## What needs to be done:
Starting at the beginning of the records below and ending at the line that contains "The arrow 914 is at (330, 335).", with both ends included, recast that text as a JSON list of strings with one string per line. Omit blank lines and leave the pictures out of the answer.

## Records shown:
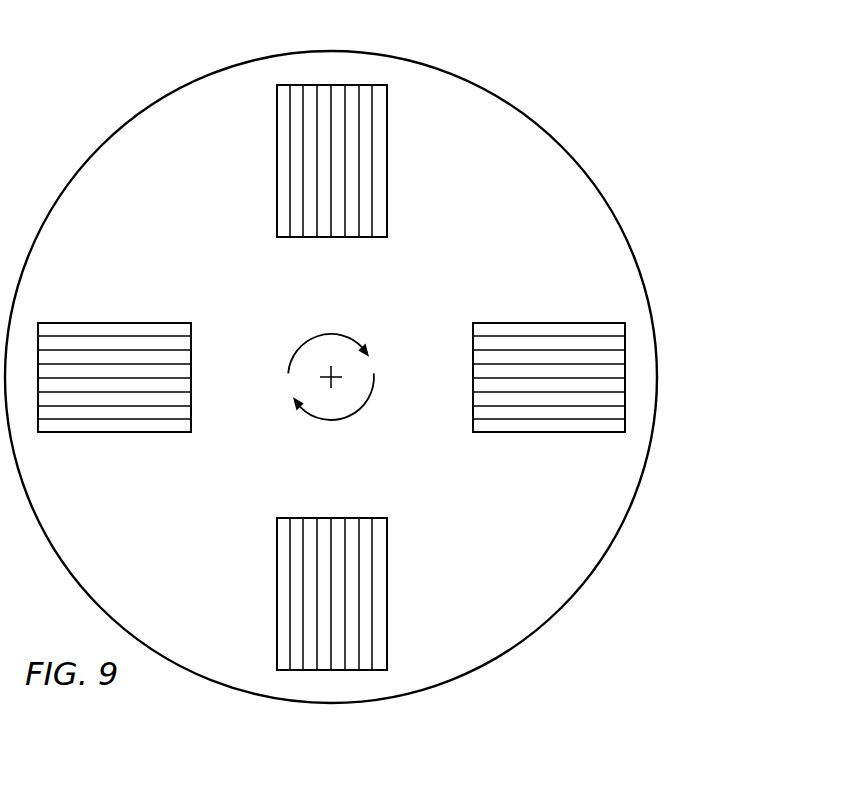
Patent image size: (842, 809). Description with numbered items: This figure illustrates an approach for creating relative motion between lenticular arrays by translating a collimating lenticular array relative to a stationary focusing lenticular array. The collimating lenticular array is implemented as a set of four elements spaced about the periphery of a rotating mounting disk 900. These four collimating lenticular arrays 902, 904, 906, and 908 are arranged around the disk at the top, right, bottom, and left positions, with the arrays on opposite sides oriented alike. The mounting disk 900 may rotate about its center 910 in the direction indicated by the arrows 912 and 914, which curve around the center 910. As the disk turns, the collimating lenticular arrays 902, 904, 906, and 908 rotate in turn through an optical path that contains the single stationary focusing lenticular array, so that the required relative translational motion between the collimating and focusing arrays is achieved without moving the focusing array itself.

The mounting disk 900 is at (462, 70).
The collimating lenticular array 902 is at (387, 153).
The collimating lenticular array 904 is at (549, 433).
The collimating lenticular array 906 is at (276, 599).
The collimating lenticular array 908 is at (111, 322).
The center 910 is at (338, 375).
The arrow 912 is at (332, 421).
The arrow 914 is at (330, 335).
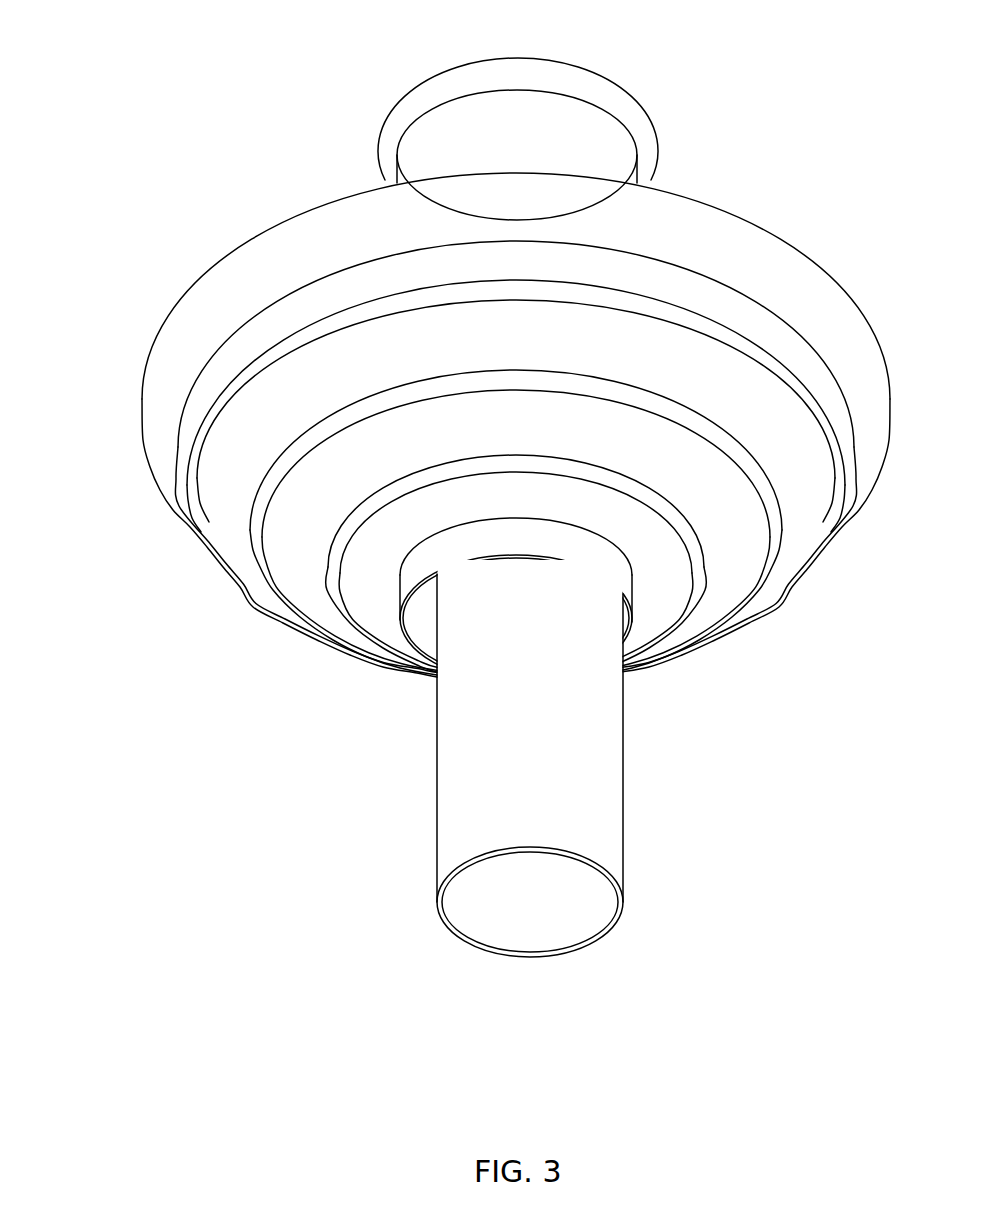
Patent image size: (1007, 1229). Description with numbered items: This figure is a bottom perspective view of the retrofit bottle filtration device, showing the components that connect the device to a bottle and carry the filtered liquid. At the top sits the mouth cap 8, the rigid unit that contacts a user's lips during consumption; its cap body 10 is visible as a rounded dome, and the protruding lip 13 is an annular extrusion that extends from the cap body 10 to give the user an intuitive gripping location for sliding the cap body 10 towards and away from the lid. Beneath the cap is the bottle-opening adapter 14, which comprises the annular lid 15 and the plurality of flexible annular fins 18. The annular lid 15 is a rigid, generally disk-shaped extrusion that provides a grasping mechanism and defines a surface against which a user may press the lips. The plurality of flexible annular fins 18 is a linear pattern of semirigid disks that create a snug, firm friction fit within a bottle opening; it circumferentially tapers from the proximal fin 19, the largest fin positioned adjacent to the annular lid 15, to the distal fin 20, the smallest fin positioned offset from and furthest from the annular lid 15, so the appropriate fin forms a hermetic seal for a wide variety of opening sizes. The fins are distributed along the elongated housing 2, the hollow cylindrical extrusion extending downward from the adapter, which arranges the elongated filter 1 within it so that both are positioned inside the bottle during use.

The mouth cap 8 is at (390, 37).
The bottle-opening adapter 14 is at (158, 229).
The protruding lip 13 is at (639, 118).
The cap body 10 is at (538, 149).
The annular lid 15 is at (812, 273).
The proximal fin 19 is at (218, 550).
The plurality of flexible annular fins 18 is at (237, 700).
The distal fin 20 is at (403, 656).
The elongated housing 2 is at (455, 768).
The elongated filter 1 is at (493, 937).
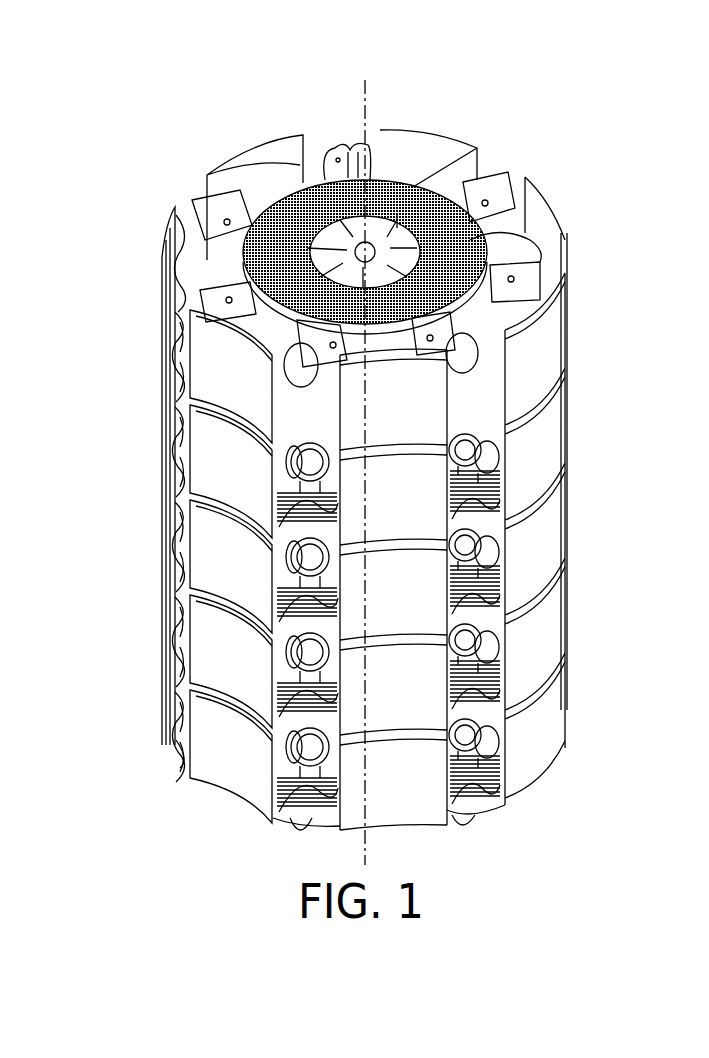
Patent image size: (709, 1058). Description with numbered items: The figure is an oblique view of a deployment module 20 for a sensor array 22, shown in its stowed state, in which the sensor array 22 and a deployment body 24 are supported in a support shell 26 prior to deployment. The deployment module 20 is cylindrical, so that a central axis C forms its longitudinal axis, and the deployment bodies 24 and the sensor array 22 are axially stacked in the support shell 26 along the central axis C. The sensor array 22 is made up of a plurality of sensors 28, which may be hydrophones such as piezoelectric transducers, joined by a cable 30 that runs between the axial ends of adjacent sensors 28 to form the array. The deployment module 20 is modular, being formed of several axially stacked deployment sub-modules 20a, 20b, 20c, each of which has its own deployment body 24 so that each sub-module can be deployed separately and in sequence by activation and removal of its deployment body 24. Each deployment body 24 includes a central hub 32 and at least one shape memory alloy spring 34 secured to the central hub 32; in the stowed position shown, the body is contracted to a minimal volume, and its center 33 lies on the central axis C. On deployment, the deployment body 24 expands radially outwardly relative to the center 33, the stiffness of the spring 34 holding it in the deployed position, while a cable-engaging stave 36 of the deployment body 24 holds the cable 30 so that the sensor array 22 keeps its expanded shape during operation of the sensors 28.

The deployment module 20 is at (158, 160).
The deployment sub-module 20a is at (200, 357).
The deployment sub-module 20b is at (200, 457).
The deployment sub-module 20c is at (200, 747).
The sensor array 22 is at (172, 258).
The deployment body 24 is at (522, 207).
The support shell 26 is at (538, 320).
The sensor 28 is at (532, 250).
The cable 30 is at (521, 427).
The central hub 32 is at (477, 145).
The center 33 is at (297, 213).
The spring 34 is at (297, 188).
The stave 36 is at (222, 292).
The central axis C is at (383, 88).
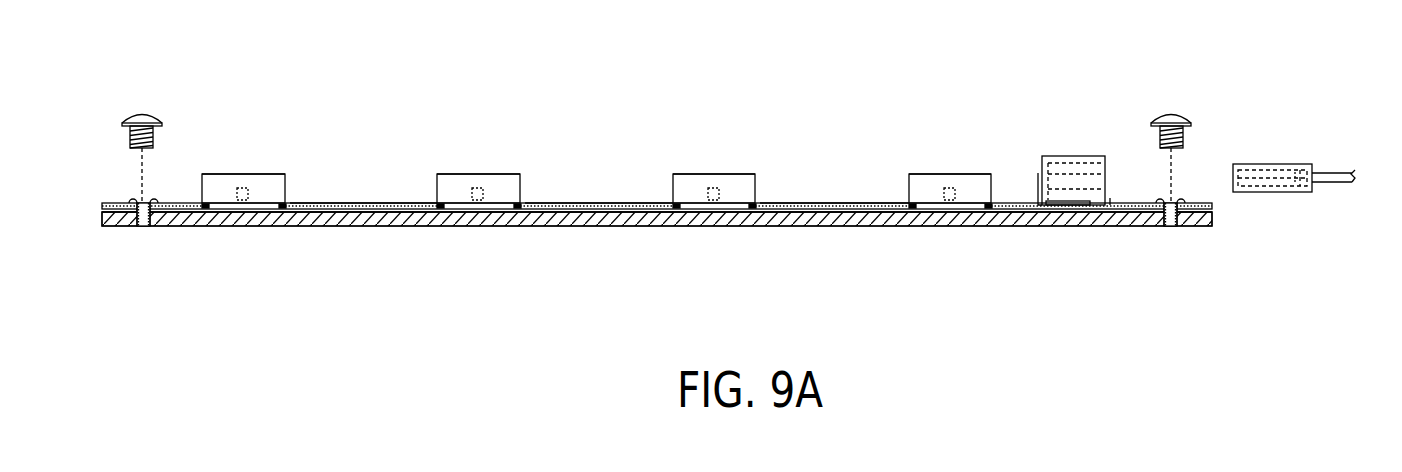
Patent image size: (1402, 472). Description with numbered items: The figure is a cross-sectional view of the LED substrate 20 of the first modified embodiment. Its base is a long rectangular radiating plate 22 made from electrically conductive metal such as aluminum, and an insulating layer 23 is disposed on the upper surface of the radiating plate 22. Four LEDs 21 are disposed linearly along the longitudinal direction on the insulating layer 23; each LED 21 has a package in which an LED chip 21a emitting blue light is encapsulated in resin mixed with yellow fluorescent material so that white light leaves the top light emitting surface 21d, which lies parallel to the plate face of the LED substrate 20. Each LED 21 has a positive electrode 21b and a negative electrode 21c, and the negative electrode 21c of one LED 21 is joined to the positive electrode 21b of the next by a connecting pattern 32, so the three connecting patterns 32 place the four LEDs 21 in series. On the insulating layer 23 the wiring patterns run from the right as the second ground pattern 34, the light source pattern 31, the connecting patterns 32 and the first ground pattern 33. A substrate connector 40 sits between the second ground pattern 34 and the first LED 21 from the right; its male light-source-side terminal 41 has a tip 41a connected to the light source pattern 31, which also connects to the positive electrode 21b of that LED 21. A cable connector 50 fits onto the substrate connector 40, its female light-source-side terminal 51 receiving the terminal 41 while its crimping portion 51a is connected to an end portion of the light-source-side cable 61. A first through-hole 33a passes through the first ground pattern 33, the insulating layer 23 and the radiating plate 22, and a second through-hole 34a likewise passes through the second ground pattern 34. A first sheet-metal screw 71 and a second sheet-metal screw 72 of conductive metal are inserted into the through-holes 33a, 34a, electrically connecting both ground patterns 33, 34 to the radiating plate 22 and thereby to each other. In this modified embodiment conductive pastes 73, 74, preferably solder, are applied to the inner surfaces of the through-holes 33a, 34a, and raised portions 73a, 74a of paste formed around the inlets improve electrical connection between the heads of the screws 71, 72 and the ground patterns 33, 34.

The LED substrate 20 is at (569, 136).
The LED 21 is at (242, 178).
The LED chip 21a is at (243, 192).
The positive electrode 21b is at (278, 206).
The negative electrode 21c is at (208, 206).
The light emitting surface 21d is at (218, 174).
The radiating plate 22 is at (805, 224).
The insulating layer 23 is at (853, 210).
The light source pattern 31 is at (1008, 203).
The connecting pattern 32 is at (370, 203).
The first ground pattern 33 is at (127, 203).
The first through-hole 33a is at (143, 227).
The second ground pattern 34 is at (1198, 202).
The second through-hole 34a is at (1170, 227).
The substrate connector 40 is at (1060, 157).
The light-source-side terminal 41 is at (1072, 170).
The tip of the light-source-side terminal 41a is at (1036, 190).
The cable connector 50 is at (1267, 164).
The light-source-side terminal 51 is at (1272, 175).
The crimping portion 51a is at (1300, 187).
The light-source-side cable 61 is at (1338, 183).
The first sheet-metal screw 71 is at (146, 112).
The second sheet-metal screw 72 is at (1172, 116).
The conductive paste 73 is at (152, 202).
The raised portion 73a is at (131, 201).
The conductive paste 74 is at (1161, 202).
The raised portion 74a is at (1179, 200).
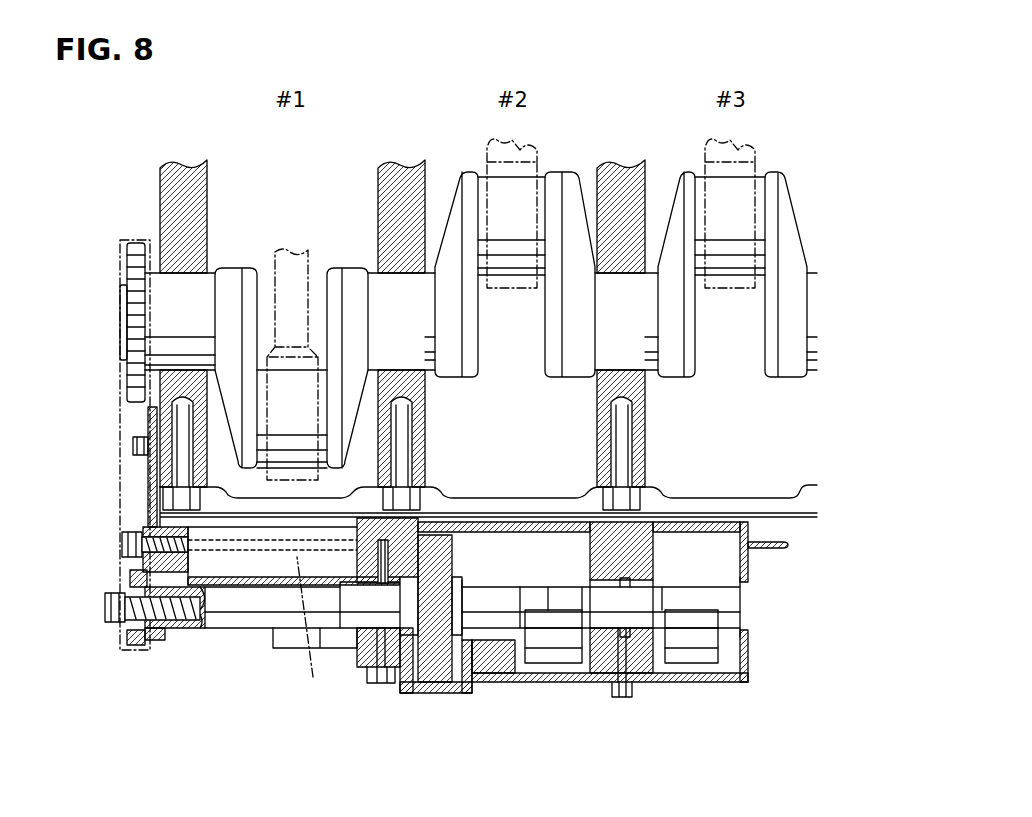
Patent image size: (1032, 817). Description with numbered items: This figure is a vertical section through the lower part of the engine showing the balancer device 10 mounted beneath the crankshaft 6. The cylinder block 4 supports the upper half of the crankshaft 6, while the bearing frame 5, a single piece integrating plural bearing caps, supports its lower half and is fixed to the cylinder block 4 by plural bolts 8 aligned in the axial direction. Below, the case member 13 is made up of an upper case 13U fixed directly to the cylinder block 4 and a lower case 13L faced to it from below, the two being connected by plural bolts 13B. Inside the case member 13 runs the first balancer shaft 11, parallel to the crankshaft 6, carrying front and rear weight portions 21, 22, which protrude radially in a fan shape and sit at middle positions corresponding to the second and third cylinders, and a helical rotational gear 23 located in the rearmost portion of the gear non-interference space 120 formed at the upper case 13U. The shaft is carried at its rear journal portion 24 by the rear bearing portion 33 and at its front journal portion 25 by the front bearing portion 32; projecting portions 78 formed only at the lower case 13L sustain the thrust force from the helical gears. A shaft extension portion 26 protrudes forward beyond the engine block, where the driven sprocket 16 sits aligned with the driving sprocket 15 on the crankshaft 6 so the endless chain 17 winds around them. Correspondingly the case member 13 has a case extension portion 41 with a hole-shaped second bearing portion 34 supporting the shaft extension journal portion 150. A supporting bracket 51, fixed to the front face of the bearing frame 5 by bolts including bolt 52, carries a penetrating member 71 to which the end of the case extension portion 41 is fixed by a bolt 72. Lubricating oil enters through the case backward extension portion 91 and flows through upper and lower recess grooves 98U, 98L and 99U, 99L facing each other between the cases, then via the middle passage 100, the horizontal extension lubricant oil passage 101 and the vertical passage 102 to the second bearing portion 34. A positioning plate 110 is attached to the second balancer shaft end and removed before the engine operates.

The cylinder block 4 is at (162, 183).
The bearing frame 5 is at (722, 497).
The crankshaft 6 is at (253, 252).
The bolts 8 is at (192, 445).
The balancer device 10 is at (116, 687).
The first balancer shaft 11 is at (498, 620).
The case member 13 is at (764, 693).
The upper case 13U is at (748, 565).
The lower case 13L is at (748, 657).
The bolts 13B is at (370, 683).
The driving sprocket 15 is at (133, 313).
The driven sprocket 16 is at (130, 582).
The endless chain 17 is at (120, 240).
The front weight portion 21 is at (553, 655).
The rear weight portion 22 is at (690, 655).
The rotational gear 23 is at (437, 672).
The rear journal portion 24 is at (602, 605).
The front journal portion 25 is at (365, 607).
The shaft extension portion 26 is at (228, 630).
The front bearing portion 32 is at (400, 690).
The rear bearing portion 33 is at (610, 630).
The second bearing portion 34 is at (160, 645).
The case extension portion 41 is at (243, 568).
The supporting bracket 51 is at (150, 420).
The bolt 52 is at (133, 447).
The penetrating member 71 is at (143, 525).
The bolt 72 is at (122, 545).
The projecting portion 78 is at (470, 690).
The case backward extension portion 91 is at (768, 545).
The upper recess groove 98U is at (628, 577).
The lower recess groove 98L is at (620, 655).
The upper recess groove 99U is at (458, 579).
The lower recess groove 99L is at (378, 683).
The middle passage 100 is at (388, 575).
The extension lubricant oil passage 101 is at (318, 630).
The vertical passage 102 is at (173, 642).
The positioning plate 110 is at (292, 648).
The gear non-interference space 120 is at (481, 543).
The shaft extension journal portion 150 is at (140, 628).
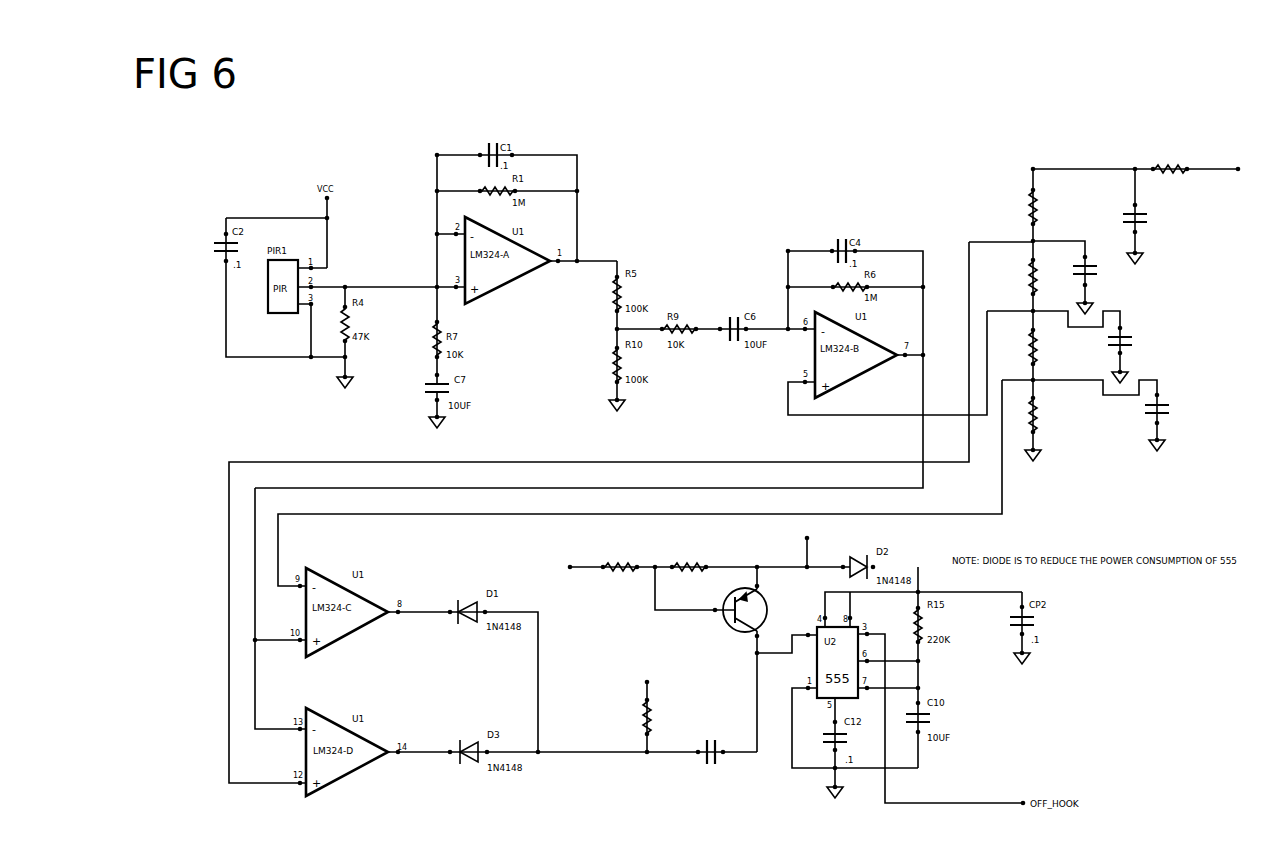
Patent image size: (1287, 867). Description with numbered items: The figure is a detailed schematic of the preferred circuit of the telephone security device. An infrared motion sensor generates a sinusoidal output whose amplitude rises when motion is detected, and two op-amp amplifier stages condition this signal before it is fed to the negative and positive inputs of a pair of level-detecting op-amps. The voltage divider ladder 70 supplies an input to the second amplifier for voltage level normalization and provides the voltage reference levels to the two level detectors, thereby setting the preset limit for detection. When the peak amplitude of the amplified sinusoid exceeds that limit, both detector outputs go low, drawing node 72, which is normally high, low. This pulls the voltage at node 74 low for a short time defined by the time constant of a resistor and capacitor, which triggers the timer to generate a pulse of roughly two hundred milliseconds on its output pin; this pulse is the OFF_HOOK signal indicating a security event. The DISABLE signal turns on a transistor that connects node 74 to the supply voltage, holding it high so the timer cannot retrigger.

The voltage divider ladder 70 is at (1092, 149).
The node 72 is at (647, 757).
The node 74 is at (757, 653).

## Result of the task:
[
  "Patent image size: (842, 809). Description with numbered items: This figure illustrates an approach for creating relative motion between lenticular arrays by translating a collimating lenticular array relative to a stationary focusing lenticular array. The collimating lenticular array is implemented as a set of four elements spaced about the periphery of a rotating mounting disk 900. These four collimating lenticular arrays 902, 904, 906, and 908 are arranged around the disk at the top, right, bottom, and left positions, with the arrays on opposite sides oriented alike. The mounting disk 900 may rotate about its center 910 in the direction indicated by the arrows 912 and 914, which curve around the center 910. As the disk turns, the collimating lenticular arrays 902, 904, 906, and 908 rotate in turn through an optical path that contains the single stationary focusing lenticular array, so that the required relative translational motion between the collimating and focusing arrays is achieved without moving the focusing array itself.",
  "The mounting disk 900 is at (462, 70).",
  "The collimating lenticular array 902 is at (387, 153).",
  "The collimating lenticular array 904 is at (549, 433).",
  "The collimating lenticular array 906 is at (276, 599).",
  "The collimating lenticular array 908 is at (111, 322).",
  "The center 910 is at (338, 375).",
  "The arrow 912 is at (332, 421).",
  "The arrow 914 is at (330, 335)."
]